**WORK INSTRUCTIONS**: Among the following entries, count the lines that contain "Salat" and report only the result.

**RECORDS FOR THIS TASK**:
----
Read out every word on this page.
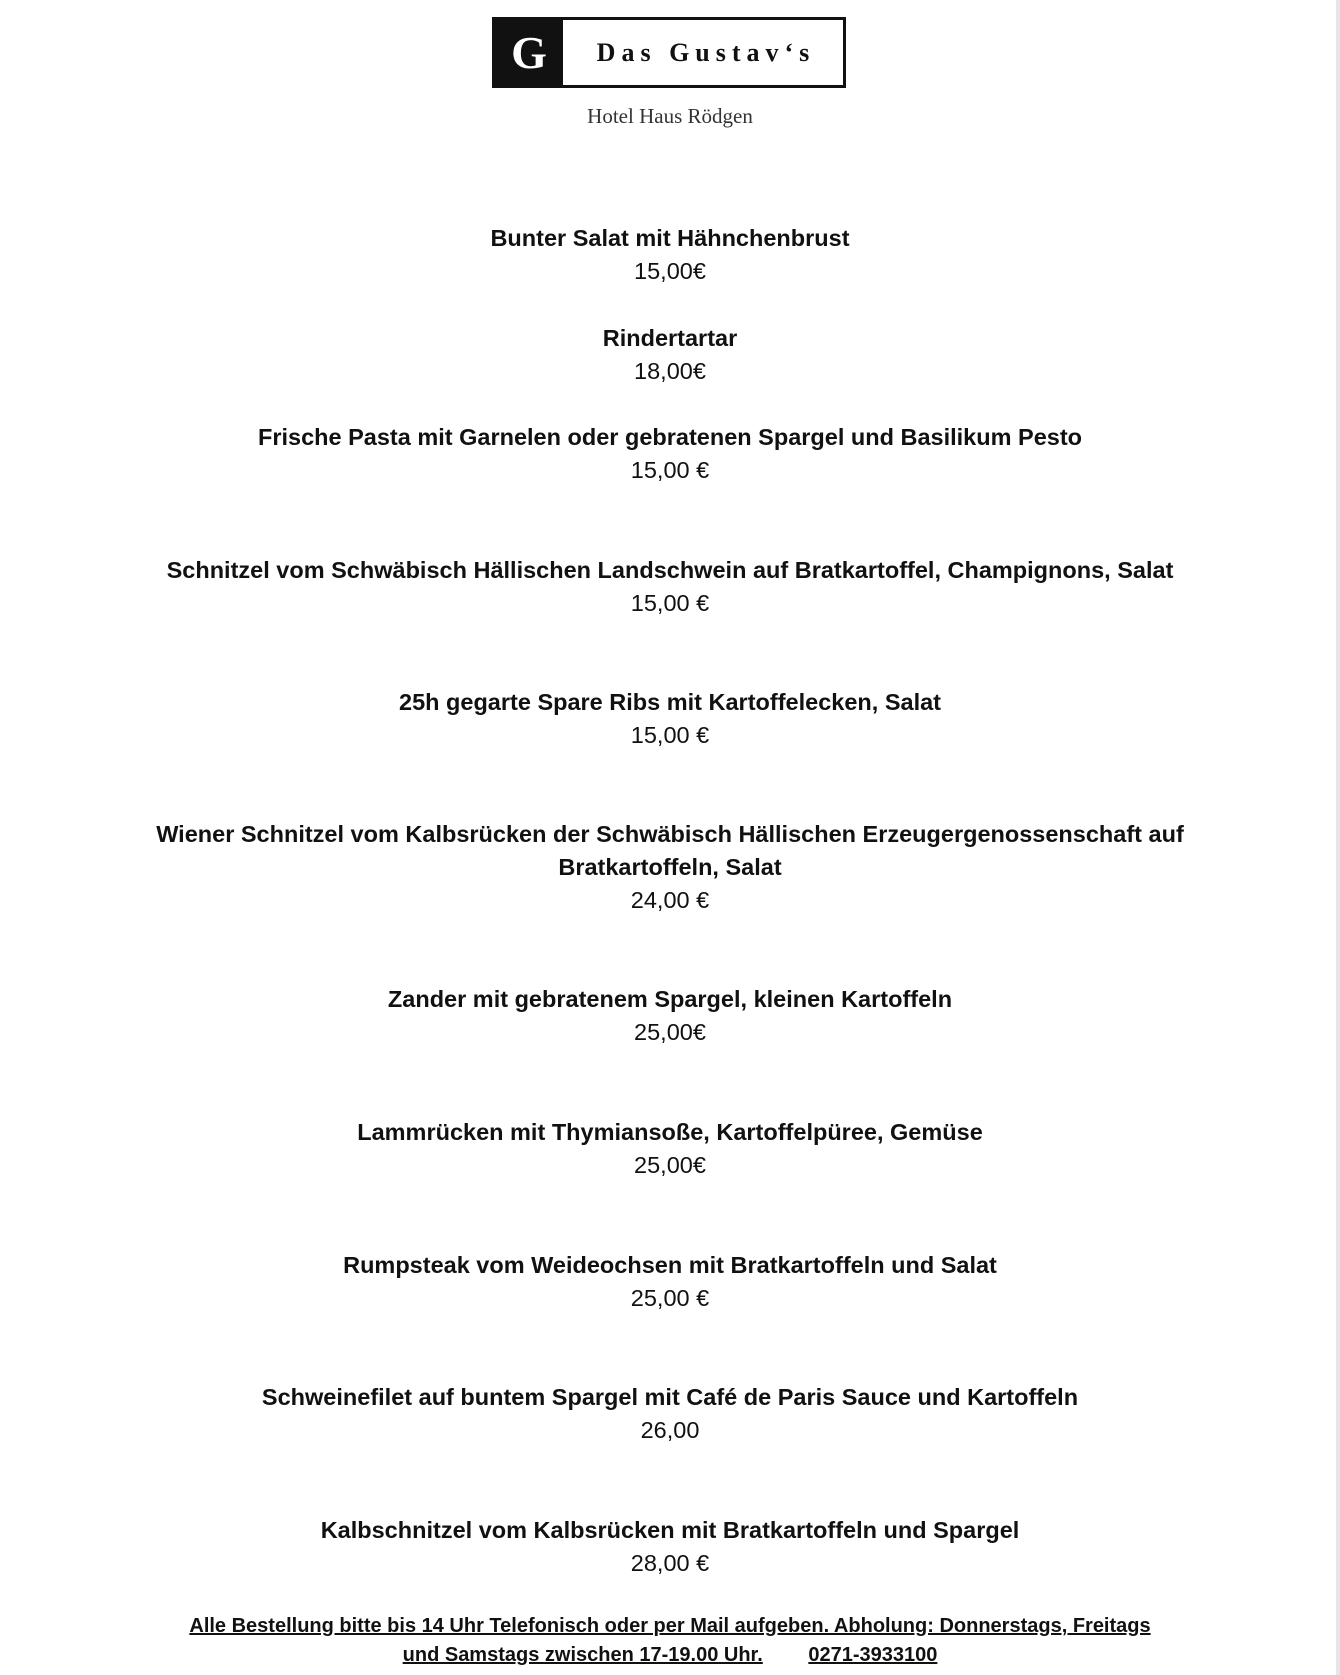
G	Das Gustav‘s
Hotel Haus Rödgen
Bunter Salat mit Hähnchenbrust
15,00€
Rindertartar
18,00€
Frische Pasta mit Garnelen oder gebratenen Spargel und Basilikum Pesto
15,00 €
Schnitzel vom Schwäbisch Hällischen Landschwein auf Bratkartoffel, Champignons, Salat
15,00 €
25h gegarte Spare Ribs mit Kartoffelecken, Salat
15,00 €
Wiener Schnitzel vom Kalbsrücken der Schwäbisch Hällischen Erzeugergenossenschaft auf
Bratkartoffeln, Salat
24,00 €
Zander mit gebratenem Spargel, kleinen Kartoffeln
25,00€
Lammrücken mit Thymiansoße, Kartoffelpüree, Gemüse
25,00€
Rumpsteak vom Weideochsen mit Bratkartoffeln und Salat
25,00 €
Schweinefilet auf buntem Spargel mit Café de Paris Sauce und Kartoffeln
26,00
Kalbschnitzel vom Kalbsrücken mit Bratkartoffeln und Spargel
28,00 €
Alle Bestellung bitte bis 14 Uhr Telefonisch oder per Mail aufgeben. Abholung: Donnerstags, Freitags
und Samstags zwischen 17-19.00 Uhr. 0271-3933100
----
**FULL OUTPUT**: 5